GIVEN EXERCISE: Answer with a single number, the count of lines holding the word "weight".

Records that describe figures
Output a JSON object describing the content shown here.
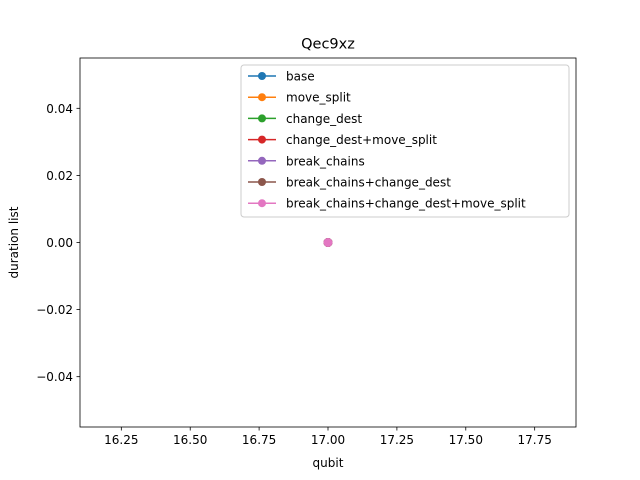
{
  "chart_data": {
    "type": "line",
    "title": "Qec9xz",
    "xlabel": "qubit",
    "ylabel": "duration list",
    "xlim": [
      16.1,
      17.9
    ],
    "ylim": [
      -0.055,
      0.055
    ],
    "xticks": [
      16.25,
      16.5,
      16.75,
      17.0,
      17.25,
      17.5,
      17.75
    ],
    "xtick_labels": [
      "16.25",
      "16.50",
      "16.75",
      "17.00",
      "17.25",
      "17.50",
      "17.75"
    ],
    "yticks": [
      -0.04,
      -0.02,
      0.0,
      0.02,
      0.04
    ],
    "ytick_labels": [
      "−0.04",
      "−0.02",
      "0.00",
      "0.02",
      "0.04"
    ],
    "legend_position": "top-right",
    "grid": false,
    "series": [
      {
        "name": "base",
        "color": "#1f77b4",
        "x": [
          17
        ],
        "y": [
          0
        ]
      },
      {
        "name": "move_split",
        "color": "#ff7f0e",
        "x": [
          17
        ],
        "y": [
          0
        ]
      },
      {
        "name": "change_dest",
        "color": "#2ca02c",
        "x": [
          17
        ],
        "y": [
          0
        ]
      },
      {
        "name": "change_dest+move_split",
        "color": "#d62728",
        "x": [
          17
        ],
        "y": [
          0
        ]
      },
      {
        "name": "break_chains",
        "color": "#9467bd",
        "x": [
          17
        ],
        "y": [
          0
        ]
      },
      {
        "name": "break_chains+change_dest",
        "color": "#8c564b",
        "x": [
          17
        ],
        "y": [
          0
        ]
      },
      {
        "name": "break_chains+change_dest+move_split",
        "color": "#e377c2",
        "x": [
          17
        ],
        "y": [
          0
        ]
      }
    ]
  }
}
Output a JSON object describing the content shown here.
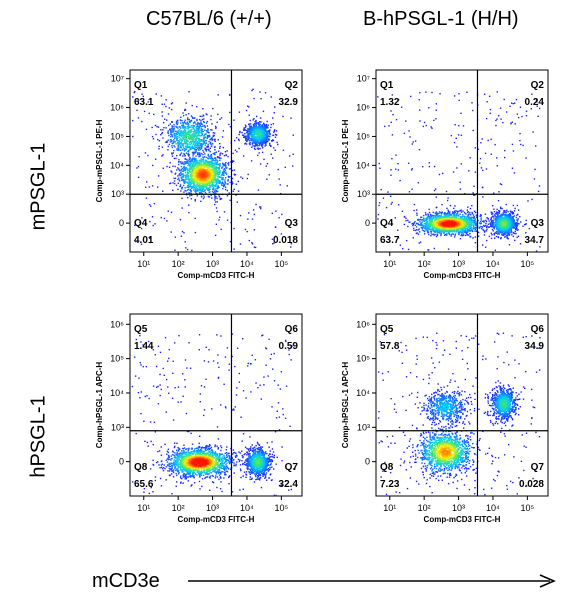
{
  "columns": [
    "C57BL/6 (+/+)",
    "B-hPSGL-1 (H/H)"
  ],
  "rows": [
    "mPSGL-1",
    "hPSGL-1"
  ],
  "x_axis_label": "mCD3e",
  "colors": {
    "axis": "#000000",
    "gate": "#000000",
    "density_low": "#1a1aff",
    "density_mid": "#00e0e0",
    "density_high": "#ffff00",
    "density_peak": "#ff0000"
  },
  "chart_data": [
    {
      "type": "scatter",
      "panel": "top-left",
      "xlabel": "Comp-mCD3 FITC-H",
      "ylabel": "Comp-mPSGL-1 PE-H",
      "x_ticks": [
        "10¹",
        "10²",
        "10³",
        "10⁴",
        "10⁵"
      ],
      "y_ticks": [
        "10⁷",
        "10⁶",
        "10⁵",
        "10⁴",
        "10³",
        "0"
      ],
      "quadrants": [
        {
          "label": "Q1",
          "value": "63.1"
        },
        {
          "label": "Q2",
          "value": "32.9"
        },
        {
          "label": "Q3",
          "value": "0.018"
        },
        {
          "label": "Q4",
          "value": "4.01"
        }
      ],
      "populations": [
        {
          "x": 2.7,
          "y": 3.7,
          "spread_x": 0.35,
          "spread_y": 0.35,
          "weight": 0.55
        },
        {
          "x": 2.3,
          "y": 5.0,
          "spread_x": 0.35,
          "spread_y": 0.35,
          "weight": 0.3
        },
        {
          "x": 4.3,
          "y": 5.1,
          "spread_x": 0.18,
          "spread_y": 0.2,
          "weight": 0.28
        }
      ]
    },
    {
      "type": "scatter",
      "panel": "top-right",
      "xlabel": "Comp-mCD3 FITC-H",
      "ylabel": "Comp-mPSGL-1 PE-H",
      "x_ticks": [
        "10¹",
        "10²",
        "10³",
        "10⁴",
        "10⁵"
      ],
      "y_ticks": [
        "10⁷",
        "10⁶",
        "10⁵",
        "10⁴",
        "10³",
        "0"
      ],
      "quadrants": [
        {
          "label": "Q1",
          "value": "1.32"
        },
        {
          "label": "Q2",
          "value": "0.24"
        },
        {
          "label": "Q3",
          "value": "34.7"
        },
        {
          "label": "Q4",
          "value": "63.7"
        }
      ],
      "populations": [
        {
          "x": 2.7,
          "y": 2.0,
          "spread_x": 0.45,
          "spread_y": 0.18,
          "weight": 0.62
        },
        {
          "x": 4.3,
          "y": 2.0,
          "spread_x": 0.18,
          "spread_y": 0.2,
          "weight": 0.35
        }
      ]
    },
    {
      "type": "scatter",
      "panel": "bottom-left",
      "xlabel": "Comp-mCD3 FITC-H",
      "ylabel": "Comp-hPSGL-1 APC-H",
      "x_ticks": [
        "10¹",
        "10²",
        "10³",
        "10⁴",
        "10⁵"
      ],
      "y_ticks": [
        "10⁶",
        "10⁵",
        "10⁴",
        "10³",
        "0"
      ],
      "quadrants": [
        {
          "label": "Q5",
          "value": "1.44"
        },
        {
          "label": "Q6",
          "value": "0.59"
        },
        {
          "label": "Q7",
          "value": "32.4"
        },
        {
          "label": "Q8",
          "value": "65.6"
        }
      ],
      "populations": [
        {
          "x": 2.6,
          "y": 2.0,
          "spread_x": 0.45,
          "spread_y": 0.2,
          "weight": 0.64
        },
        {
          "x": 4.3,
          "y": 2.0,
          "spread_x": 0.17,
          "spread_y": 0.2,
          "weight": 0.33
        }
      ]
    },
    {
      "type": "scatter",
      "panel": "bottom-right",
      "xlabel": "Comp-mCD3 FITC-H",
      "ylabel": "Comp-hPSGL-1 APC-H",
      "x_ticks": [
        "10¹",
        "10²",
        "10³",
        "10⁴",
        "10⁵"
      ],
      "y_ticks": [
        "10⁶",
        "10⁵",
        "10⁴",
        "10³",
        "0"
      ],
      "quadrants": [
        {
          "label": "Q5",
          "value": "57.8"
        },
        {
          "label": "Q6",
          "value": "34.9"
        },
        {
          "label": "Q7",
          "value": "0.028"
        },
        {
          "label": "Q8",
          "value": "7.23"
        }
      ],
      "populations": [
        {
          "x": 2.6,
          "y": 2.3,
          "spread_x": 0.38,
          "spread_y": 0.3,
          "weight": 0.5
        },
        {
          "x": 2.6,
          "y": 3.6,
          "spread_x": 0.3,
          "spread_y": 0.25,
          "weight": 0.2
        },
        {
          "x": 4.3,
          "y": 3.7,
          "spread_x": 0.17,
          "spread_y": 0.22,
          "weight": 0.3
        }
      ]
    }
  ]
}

RESULT OF THIS TASK: 10